What you should do:
Set out every line of the listing below as a numbered list, skipping any blank lines.

Entries:
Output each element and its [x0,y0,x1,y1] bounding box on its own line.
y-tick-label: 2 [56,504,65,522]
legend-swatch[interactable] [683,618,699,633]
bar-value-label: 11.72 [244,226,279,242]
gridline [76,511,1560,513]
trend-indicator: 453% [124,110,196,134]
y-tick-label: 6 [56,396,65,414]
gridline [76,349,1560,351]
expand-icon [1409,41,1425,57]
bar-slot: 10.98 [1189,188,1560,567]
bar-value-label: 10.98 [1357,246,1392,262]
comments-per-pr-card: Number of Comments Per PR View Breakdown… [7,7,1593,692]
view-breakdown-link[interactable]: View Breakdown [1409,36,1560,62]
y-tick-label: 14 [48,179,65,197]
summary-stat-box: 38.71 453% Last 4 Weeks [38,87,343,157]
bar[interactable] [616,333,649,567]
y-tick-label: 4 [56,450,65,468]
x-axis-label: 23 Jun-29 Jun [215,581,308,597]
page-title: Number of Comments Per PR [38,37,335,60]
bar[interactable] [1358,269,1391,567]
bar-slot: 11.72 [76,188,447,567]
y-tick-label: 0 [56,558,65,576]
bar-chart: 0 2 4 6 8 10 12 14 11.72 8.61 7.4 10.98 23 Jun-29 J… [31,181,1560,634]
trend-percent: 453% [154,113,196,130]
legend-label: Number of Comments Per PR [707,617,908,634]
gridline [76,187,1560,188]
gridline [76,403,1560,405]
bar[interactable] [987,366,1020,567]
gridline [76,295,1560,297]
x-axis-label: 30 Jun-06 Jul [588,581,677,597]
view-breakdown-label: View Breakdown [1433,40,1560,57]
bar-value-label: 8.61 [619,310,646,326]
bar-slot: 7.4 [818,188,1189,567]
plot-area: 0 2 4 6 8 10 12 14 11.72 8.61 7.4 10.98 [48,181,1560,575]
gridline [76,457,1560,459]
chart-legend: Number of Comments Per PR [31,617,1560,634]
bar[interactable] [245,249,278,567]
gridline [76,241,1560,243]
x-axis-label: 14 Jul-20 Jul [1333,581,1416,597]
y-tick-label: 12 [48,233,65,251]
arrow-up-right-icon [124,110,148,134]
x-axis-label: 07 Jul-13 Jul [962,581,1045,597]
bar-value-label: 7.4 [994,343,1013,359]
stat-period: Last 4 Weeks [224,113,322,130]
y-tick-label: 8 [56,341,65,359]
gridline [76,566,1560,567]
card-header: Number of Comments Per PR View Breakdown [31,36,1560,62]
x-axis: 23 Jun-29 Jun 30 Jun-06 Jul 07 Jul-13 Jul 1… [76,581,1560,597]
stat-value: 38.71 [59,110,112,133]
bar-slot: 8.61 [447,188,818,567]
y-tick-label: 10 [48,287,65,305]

Response:
1. Output each element and its [x0,y0,x1,y1] bounding box on its own line.
2. y-tick-label: 2 [56,504,65,522]
3. legend-swatch[interactable] [683,618,699,633]
4. bar-value-label: 11.72 [244,226,279,242]
5. gridline [76,511,1560,513]
6. trend-indicator: 453% [124,110,196,134]
7. y-tick-label: 6 [56,396,65,414]
8. gridline [76,349,1560,351]
9. expand-icon [1409,41,1425,57]
10. bar-slot: 10.98 [1189,188,1560,567]
11. bar-value-label: 10.98 [1357,246,1392,262]
12. comments-per-pr-card: Number of Comments Per PR View Breakdown… [7,7,1593,692]
13. view-breakdown-link[interactable]: View Breakdown [1409,36,1560,62]
14. y-tick-label: 14 [48,179,65,197]
15. summary-stat-box: 38.71 453% Last 4 Weeks [38,87,343,157]
16. bar[interactable] [616,333,649,567]
17. y-tick-label: 4 [56,450,65,468]
18. x-axis-label: 23 Jun-29 Jun [215,581,308,597]
19. page-title: Number of Comments Per PR [38,37,335,60]
20. bar[interactable] [1358,269,1391,567]
21. bar-slot: 11.72 [76,188,447,567]
22. y-tick-label: 0 [56,558,65,576]
23. bar-chart: 0 2 4 6 8 10 12 14 11.72 8.61 7.4 10.98 23 Jun-29 J… [31,181,1560,634]
24. trend-percent: 453% [154,113,196,130]
25. legend-label: Number of Comments Per PR [707,617,908,634]
26. gridline [76,187,1560,188]
27. gridline [76,403,1560,405]
28. bar[interactable] [987,366,1020,567]
29. gridline [76,295,1560,297]
30. x-axis-label: 30 Jun-06 Jul [588,581,677,597]
31. view-breakdown-label: View Breakdown [1433,40,1560,57]
32. bar-value-label: 8.61 [619,310,646,326]
33. bar-slot: 7.4 [818,188,1189,567]
34. plot-area: 0 2 4 6 8 10 12 14 11.72 8.61 7.4 10.98 [48,181,1560,575]
35. gridline [76,457,1560,459]
36. chart-legend: Number of Comments Per PR [31,617,1560,634]
37. bar[interactable] [245,249,278,567]
38. gridline [76,241,1560,243]
39. x-axis-label: 14 Jul-20 Jul [1333,581,1416,597]
40. y-tick-label: 12 [48,233,65,251]
41. arrow-up-right-icon [124,110,148,134]
42. x-axis-label: 07 Jul-13 Jul [962,581,1045,597]
43. bar-value-label: 7.4 [994,343,1013,359]
44. stat-period: Last 4 Weeks [224,113,322,130]
45. y-tick-label: 8 [56,341,65,359]
46. gridline [76,566,1560,567]
47. card-header: Number of Comments Per PR View Breakdown [31,36,1560,62]
48. x-axis: 23 Jun-29 Jun 30 Jun-06 Jul 07 Jul-13 Jul 1… [76,581,1560,597]
49. stat-value: 38.71 [59,110,112,133]
50. bar-slot: 8.61 [447,188,818,567]
51. y-tick-label: 10 [48,287,65,305]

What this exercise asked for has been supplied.